Written exercise: Transcribe the listing verbatim. Do not carry over any pictures.

━━━ Extracted data

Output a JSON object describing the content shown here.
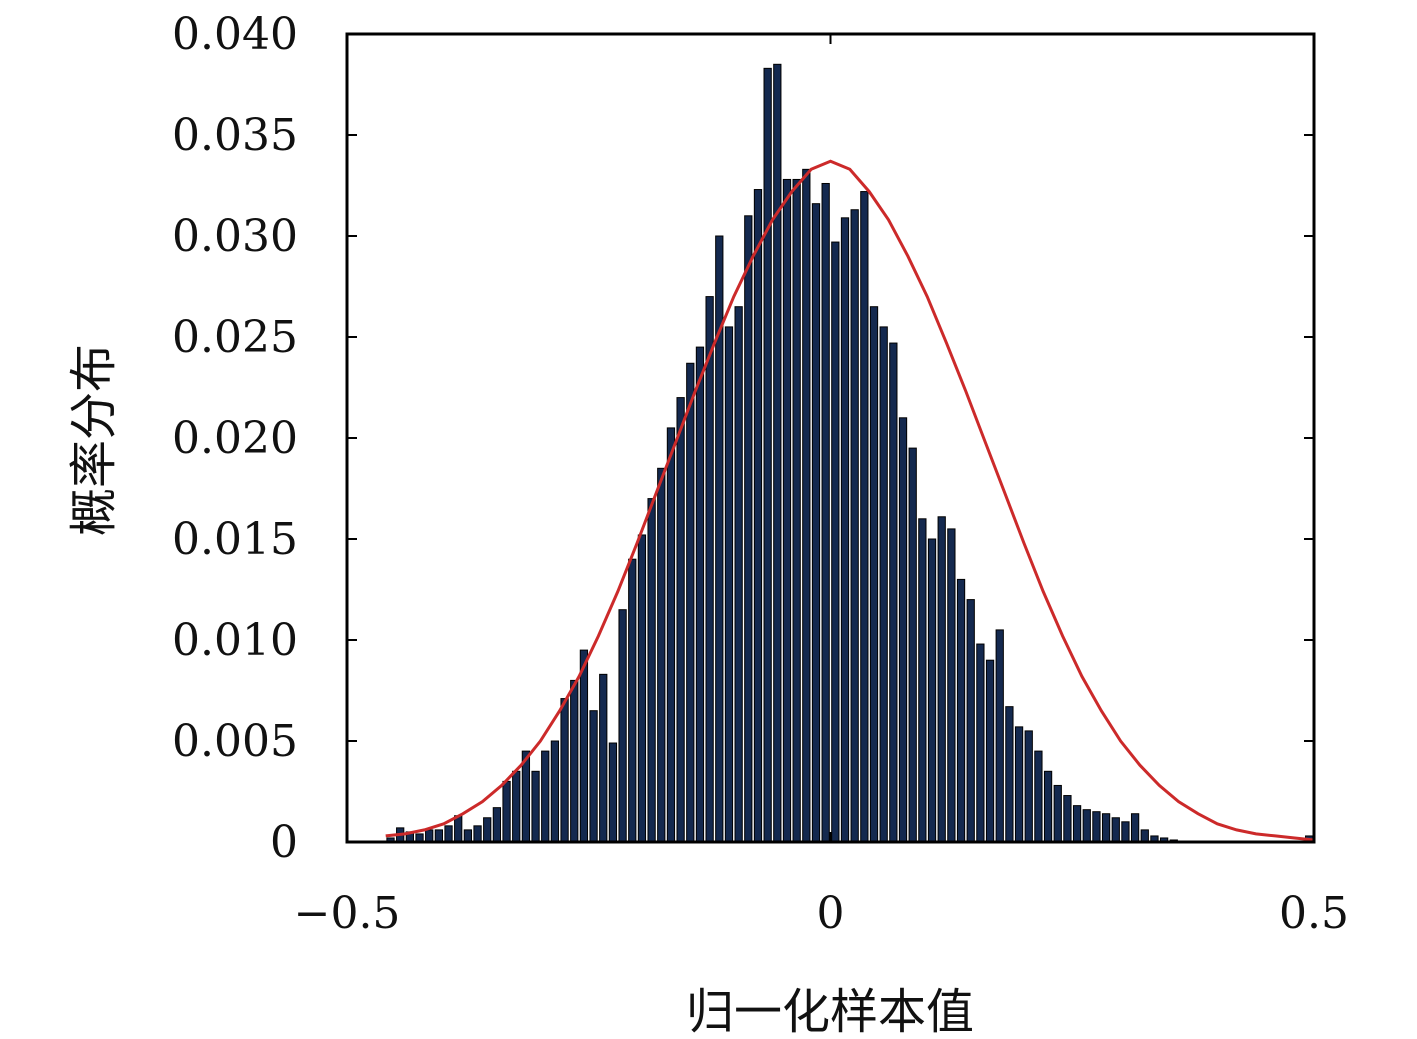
{
  "chart_data": {
    "type": "bar",
    "title": "",
    "xlabel": "归一化样本值",
    "ylabel": "概率分布",
    "xlim": [
      -0.5,
      0.5
    ],
    "ylim": [
      0,
      0.04
    ],
    "x_ticks": [
      -0.5,
      0,
      0.5
    ],
    "x_tick_labels": [
      "−0.5",
      "0",
      "0.5"
    ],
    "y_ticks": [
      0,
      0.005,
      0.01,
      0.015,
      0.02,
      0.025,
      0.03,
      0.035,
      0.04
    ],
    "y_tick_labels": [
      "0",
      "0.005",
      "0.010",
      "0.015",
      "0.020",
      "0.025",
      "0.030",
      "0.035",
      "0.040"
    ],
    "grid": false,
    "colors": {
      "bars": "#14294f",
      "bar_edge": "#000000",
      "fit_curve": "#cc2a2a",
      "axes": "#000000"
    },
    "series": [
      {
        "type": "histogram",
        "bin_width": 0.01,
        "x": [
          -0.455,
          -0.445,
          -0.435,
          -0.425,
          -0.415,
          -0.405,
          -0.395,
          -0.385,
          -0.375,
          -0.365,
          -0.355,
          -0.345,
          -0.335,
          -0.325,
          -0.315,
          -0.305,
          -0.295,
          -0.285,
          -0.275,
          -0.265,
          -0.255,
          -0.245,
          -0.235,
          -0.225,
          -0.215,
          -0.205,
          -0.195,
          -0.185,
          -0.175,
          -0.165,
          -0.155,
          -0.145,
          -0.135,
          -0.125,
          -0.115,
          -0.105,
          -0.095,
          -0.085,
          -0.075,
          -0.065,
          -0.055,
          -0.045,
          -0.035,
          -0.025,
          -0.015,
          -0.005,
          0.005,
          0.015,
          0.025,
          0.035,
          0.045,
          0.055,
          0.065,
          0.075,
          0.085,
          0.095,
          0.105,
          0.115,
          0.125,
          0.135,
          0.145,
          0.155,
          0.165,
          0.175,
          0.185,
          0.195,
          0.205,
          0.215,
          0.225,
          0.235,
          0.245,
          0.255,
          0.265,
          0.275,
          0.285,
          0.295,
          0.305,
          0.315,
          0.325,
          0.335,
          0.345,
          0.355,
          0.365,
          0.375,
          0.385,
          0.395,
          0.405,
          0.415,
          0.425,
          0.435,
          0.445,
          0.455,
          0.465,
          0.475,
          0.485,
          0.495
        ],
        "values": [
          0.0002,
          0.0007,
          0.0005,
          0.0004,
          0.0006,
          0.0006,
          0.0008,
          0.0013,
          0.0006,
          0.0008,
          0.0012,
          0.0017,
          0.003,
          0.0035,
          0.0045,
          0.0035,
          0.0045,
          0.005,
          0.0071,
          0.008,
          0.0095,
          0.0065,
          0.0083,
          0.0049,
          0.0115,
          0.014,
          0.0152,
          0.017,
          0.0185,
          0.0205,
          0.022,
          0.0237,
          0.0245,
          0.027,
          0.03,
          0.0255,
          0.0265,
          0.031,
          0.0323,
          0.0383,
          0.0385,
          0.0328,
          0.0328,
          0.0333,
          0.0316,
          0.0326,
          0.0297,
          0.0309,
          0.0313,
          0.0322,
          0.0265,
          0.0255,
          0.0247,
          0.021,
          0.0195,
          0.016,
          0.015,
          0.0161,
          0.0155,
          0.013,
          0.012,
          0.0098,
          0.009,
          0.0105,
          0.0067,
          0.0057,
          0.0055,
          0.0045,
          0.0035,
          0.0028,
          0.0023,
          0.0018,
          0.0016,
          0.0015,
          0.0014,
          0.0012,
          0.001,
          0.0014,
          0.0006,
          0.0003,
          0.0002,
          0.0001,
          0,
          0,
          0,
          0,
          0,
          0,
          0,
          0,
          0,
          0,
          0,
          0,
          0,
          0.0003
        ]
      },
      {
        "type": "line",
        "x": [
          -0.46,
          -0.44,
          -0.42,
          -0.4,
          -0.38,
          -0.36,
          -0.34,
          -0.32,
          -0.3,
          -0.28,
          -0.26,
          -0.24,
          -0.22,
          -0.2,
          -0.18,
          -0.16,
          -0.14,
          -0.12,
          -0.1,
          -0.08,
          -0.06,
          -0.04,
          -0.02,
          0,
          0.02,
          0.04,
          0.06,
          0.08,
          0.1,
          0.12,
          0.14,
          0.16,
          0.18,
          0.2,
          0.22,
          0.24,
          0.26,
          0.28,
          0.3,
          0.32,
          0.34,
          0.36,
          0.38,
          0.4,
          0.42,
          0.44,
          0.46,
          0.48,
          0.5
        ],
        "values": [
          0.0003,
          0.0004,
          0.0006,
          0.0009,
          0.0014,
          0.002,
          0.0028,
          0.0038,
          0.005,
          0.0065,
          0.0082,
          0.0102,
          0.0124,
          0.0148,
          0.0173,
          0.0198,
          0.0223,
          0.0247,
          0.027,
          0.029,
          0.0308,
          0.0322,
          0.0333,
          0.0337,
          0.0333,
          0.0322,
          0.0308,
          0.029,
          0.027,
          0.0247,
          0.0223,
          0.0198,
          0.0173,
          0.0148,
          0.0124,
          0.0102,
          0.0082,
          0.0065,
          0.005,
          0.0038,
          0.0028,
          0.002,
          0.0014,
          0.0009,
          0.0006,
          0.0004,
          0.0003,
          0.0002,
          0.0001
        ]
      }
    ]
  }
}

━━━━━━

Output for this exercise:
Output a JSON object describing the content shown here.
{
  "chart_data": {
    "type": "bar",
    "title": "",
    "xlabel": "归一化样本值",
    "ylabel": "概率分布",
    "xlim": [
      -0.5,
      0.5
    ],
    "ylim": [
      0,
      0.04
    ],
    "x_ticks": [
      -0.5,
      0,
      0.5
    ],
    "x_tick_labels": [
      "−0.5",
      "0",
      "0.5"
    ],
    "y_ticks": [
      0,
      0.005,
      0.01,
      0.015,
      0.02,
      0.025,
      0.03,
      0.035,
      0.04
    ],
    "y_tick_labels": [
      "0",
      "0.005",
      "0.010",
      "0.015",
      "0.020",
      "0.025",
      "0.030",
      "0.035",
      "0.040"
    ],
    "grid": false,
    "colors": {
      "bars": "#14294f",
      "bar_edge": "#000000",
      "fit_curve": "#cc2a2a",
      "axes": "#000000"
    },
    "series": [
      {
        "type": "histogram",
        "bin_width": 0.01,
        "x": [
          -0.455,
          -0.445,
          -0.435,
          -0.425,
          -0.415,
          -0.405,
          -0.395,
          -0.385,
          -0.375,
          -0.365,
          -0.355,
          -0.345,
          -0.335,
          -0.325,
          -0.315,
          -0.305,
          -0.295,
          -0.285,
          -0.275,
          -0.265,
          -0.255,
          -0.245,
          -0.235,
          -0.225,
          -0.215,
          -0.205,
          -0.195,
          -0.185,
          -0.175,
          -0.165,
          -0.155,
          -0.145,
          -0.135,
          -0.125,
          -0.115,
          -0.105,
          -0.095,
          -0.085,
          -0.075,
          -0.065,
          -0.055,
          -0.045,
          -0.035,
          -0.025,
          -0.015,
          -0.005,
          0.005,
          0.015,
          0.025,
          0.035,
          0.045,
          0.055,
          0.065,
          0.075,
          0.085,
          0.095,
          0.105,
          0.115,
          0.125,
          0.135,
          0.145,
          0.155,
          0.165,
          0.175,
          0.185,
          0.195,
          0.205,
          0.215,
          0.225,
          0.235,
          0.245,
          0.255,
          0.265,
          0.275,
          0.285,
          0.295,
          0.305,
          0.315,
          0.325,
          0.335,
          0.345,
          0.355,
          0.365,
          0.375,
          0.385,
          0.395,
          0.405,
          0.415,
          0.425,
          0.435,
          0.445,
          0.455,
          0.465,
          0.475,
          0.485,
          0.495
        ],
        "values": [
          0.0002,
          0.0007,
          0.0005,
          0.0004,
          0.0006,
          0.0006,
          0.0008,
          0.0013,
          0.0006,
          0.0008,
          0.0012,
          0.0017,
          0.003,
          0.0035,
          0.0045,
          0.0035,
          0.0045,
          0.005,
          0.0071,
          0.008,
          0.0095,
          0.0065,
          0.0083,
          0.0049,
          0.0115,
          0.014,
          0.0152,
          0.017,
          0.0185,
          0.0205,
          0.022,
          0.0237,
          0.0245,
          0.027,
          0.03,
          0.0255,
          0.0265,
          0.031,
          0.0323,
          0.0383,
          0.0385,
          0.0328,
          0.0328,
          0.0333,
          0.0316,
          0.0326,
          0.0297,
          0.0309,
          0.0313,
          0.0322,
          0.0265,
          0.0255,
          0.0247,
          0.021,
          0.0195,
          0.016,
          0.015,
          0.0161,
          0.0155,
          0.013,
          0.012,
          0.0098,
          0.009,
          0.0105,
          0.0067,
          0.0057,
          0.0055,
          0.0045,
          0.0035,
          0.0028,
          0.0023,
          0.0018,
          0.0016,
          0.0015,
          0.0014,
          0.0012,
          0.001,
          0.0014,
          0.0006,
          0.0003,
          0.0002,
          0.0001,
          0,
          0,
          0,
          0,
          0,
          0,
          0,
          0,
          0,
          0,
          0,
          0,
          0,
          0.0003
        ]
      },
      {
        "type": "line",
        "x": [
          -0.46,
          -0.44,
          -0.42,
          -0.4,
          -0.38,
          -0.36,
          -0.34,
          -0.32,
          -0.3,
          -0.28,
          -0.26,
          -0.24,
          -0.22,
          -0.2,
          -0.18,
          -0.16,
          -0.14,
          -0.12,
          -0.1,
          -0.08,
          -0.06,
          -0.04,
          -0.02,
          0,
          0.02,
          0.04,
          0.06,
          0.08,
          0.1,
          0.12,
          0.14,
          0.16,
          0.18,
          0.2,
          0.22,
          0.24,
          0.26,
          0.28,
          0.3,
          0.32,
          0.34,
          0.36,
          0.38,
          0.4,
          0.42,
          0.44,
          0.46,
          0.48,
          0.5
        ],
        "values": [
          0.0003,
          0.0004,
          0.0006,
          0.0009,
          0.0014,
          0.002,
          0.0028,
          0.0038,
          0.005,
          0.0065,
          0.0082,
          0.0102,
          0.0124,
          0.0148,
          0.0173,
          0.0198,
          0.0223,
          0.0247,
          0.027,
          0.029,
          0.0308,
          0.0322,
          0.0333,
          0.0337,
          0.0333,
          0.0322,
          0.0308,
          0.029,
          0.027,
          0.0247,
          0.0223,
          0.0198,
          0.0173,
          0.0148,
          0.0124,
          0.0102,
          0.0082,
          0.0065,
          0.005,
          0.0038,
          0.0028,
          0.002,
          0.0014,
          0.0009,
          0.0006,
          0.0004,
          0.0003,
          0.0002,
          0.0001
        ]
      }
    ]
  }
}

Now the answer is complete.